Locate all lines with the word "Writing". Copy them.

─── Data for processing

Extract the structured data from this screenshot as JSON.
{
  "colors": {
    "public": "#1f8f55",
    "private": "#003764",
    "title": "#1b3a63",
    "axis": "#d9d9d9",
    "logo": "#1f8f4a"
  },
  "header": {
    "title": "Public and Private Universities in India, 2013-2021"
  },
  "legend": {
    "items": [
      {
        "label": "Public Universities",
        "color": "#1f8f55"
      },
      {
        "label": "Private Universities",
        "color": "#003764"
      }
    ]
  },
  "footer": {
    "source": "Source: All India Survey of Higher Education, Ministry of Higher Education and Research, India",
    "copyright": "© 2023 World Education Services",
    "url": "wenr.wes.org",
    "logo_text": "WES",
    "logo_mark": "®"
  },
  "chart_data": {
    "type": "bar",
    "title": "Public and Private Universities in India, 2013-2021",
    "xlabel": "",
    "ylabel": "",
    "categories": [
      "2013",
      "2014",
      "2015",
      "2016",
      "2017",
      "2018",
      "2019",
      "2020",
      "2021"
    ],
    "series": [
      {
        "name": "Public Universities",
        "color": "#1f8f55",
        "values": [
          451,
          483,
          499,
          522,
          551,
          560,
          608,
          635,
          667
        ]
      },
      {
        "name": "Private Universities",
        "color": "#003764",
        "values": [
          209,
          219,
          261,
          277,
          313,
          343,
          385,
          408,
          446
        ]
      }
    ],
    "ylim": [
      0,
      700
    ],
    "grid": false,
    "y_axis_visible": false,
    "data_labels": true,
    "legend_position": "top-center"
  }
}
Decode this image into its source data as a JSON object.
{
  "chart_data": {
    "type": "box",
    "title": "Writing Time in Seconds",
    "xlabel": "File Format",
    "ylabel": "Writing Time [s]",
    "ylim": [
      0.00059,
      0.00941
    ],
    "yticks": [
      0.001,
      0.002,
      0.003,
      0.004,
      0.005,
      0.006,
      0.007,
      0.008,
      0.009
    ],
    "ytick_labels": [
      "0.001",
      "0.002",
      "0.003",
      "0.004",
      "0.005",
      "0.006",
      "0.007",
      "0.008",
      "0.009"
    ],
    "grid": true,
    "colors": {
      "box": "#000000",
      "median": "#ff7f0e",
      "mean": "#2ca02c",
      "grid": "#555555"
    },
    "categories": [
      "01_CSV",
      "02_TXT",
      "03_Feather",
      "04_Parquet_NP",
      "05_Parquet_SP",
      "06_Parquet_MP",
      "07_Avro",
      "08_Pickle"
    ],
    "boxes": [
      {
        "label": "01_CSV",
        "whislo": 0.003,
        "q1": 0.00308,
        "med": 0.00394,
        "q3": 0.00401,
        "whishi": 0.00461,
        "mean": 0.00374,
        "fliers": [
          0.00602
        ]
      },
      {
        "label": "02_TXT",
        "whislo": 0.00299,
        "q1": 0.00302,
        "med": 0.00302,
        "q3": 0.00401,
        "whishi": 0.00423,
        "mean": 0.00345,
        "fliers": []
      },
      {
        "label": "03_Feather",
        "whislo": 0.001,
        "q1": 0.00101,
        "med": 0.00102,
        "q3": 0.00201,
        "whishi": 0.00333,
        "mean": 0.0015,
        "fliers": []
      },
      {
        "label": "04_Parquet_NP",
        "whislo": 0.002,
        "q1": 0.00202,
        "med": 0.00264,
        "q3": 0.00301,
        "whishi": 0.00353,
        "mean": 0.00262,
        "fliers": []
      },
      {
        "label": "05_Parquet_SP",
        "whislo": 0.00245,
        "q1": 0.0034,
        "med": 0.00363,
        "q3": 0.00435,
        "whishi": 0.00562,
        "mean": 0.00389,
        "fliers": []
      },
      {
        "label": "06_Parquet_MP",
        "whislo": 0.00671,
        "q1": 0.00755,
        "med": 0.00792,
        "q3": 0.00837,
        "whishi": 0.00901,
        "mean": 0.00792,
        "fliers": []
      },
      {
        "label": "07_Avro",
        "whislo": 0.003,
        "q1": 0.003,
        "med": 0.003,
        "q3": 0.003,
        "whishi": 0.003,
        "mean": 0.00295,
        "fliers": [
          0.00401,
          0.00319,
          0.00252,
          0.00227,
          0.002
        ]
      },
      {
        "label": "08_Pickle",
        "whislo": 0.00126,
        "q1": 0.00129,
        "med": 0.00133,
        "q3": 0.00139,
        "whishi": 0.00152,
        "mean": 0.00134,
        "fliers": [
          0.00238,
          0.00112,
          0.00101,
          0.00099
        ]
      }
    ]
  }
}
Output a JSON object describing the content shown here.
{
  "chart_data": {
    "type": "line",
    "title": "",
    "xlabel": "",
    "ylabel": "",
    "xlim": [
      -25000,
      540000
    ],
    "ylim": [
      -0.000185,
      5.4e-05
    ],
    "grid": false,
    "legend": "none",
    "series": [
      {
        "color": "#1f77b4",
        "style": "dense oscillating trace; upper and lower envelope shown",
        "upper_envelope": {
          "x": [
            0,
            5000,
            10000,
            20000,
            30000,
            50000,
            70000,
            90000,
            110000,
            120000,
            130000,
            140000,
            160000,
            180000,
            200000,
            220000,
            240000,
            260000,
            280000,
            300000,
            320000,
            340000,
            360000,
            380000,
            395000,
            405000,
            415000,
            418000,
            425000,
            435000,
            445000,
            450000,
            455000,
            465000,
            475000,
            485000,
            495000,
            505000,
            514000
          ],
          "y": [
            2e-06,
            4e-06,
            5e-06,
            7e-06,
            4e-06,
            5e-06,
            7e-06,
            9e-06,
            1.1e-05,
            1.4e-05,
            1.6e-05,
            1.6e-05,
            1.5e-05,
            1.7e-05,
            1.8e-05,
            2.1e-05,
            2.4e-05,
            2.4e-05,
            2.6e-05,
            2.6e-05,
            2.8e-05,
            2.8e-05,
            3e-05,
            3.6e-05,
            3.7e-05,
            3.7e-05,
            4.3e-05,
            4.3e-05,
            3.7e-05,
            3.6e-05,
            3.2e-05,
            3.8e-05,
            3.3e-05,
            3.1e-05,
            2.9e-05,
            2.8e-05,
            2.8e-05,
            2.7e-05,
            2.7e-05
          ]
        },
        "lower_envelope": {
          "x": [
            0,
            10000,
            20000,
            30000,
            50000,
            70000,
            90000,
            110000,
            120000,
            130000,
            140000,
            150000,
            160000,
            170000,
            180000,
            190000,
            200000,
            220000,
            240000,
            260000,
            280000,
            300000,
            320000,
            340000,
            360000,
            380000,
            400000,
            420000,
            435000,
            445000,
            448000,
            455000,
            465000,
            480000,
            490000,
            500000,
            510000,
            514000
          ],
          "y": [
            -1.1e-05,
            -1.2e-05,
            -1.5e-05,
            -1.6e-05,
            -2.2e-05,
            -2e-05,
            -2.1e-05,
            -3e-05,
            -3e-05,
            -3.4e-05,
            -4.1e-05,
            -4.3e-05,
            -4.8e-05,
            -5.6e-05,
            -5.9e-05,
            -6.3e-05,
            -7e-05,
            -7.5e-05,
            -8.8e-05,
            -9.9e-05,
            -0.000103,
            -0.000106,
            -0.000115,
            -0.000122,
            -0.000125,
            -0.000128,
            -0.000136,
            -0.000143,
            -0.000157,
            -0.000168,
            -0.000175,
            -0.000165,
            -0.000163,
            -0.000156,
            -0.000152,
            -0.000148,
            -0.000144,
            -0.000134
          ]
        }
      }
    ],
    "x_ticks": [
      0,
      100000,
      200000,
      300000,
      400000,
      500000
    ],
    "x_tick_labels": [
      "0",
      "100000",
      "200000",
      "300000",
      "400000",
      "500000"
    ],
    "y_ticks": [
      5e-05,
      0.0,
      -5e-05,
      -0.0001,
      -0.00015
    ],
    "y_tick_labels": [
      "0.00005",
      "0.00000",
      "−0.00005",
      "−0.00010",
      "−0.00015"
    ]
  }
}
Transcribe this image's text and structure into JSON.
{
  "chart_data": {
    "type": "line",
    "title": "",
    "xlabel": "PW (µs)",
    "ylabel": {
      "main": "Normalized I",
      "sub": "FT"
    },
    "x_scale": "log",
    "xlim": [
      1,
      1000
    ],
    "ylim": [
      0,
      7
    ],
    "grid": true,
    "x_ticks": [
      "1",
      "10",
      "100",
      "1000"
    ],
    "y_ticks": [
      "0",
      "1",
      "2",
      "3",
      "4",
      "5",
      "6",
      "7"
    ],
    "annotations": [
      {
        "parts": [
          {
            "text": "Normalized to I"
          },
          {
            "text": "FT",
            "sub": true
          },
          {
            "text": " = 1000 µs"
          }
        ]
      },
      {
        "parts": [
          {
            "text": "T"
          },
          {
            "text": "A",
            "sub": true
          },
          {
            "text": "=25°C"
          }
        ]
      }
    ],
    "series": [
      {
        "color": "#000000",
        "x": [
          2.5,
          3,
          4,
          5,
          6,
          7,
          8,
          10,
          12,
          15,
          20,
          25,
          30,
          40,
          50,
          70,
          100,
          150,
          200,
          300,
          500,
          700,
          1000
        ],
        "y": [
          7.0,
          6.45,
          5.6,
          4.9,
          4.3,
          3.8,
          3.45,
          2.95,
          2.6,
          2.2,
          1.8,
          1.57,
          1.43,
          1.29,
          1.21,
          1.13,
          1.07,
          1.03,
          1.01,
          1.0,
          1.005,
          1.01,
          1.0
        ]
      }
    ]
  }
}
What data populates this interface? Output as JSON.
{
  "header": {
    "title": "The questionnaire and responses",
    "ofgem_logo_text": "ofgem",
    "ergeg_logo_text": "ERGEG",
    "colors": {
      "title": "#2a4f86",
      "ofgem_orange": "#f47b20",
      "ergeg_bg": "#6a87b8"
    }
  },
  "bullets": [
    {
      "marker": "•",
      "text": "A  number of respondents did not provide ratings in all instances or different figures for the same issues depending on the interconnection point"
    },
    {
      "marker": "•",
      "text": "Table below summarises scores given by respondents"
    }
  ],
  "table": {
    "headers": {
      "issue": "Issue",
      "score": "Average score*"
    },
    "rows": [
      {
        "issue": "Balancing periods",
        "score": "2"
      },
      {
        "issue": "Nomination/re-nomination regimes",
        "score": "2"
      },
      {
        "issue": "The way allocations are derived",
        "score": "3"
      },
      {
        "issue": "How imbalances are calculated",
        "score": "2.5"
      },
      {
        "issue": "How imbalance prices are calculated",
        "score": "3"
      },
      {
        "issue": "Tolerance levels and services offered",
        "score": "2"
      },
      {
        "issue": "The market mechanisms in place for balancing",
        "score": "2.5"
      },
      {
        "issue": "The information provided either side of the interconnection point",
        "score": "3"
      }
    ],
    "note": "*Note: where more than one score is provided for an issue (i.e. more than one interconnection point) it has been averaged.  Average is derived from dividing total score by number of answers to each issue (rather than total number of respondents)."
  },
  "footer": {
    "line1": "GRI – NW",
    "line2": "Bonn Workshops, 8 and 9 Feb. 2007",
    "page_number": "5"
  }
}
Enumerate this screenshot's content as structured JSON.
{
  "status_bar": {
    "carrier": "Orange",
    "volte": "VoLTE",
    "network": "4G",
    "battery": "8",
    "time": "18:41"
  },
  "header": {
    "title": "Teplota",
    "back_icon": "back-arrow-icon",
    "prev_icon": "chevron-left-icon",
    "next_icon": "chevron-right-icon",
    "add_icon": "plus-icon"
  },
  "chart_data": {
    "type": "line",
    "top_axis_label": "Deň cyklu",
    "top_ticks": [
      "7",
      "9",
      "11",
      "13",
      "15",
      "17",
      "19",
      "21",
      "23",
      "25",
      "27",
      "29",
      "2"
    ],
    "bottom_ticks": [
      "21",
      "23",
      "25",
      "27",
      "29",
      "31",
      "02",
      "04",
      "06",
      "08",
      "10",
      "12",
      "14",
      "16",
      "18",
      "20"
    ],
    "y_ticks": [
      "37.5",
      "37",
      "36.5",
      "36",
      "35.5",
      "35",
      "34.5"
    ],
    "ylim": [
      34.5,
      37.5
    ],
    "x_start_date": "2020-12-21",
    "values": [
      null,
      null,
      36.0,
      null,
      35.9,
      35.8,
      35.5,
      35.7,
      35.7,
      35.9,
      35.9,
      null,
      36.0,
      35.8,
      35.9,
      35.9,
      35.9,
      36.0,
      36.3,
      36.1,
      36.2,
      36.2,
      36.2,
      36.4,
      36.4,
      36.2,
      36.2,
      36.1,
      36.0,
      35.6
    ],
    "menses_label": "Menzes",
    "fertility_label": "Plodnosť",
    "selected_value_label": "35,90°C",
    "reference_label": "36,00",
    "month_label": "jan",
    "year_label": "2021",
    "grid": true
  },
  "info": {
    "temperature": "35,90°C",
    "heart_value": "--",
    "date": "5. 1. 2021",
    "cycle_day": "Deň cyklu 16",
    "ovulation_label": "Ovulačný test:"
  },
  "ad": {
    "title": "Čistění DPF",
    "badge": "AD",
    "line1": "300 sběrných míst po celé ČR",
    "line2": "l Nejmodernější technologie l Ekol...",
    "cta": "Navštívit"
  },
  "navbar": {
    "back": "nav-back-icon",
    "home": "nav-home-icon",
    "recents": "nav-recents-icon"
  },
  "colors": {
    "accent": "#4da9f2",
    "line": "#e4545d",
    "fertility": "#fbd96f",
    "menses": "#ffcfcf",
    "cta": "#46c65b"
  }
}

──────

Exercise response:
    "title": "Writing Time in Seconds",
    "ylabel": "Writing Time [s]",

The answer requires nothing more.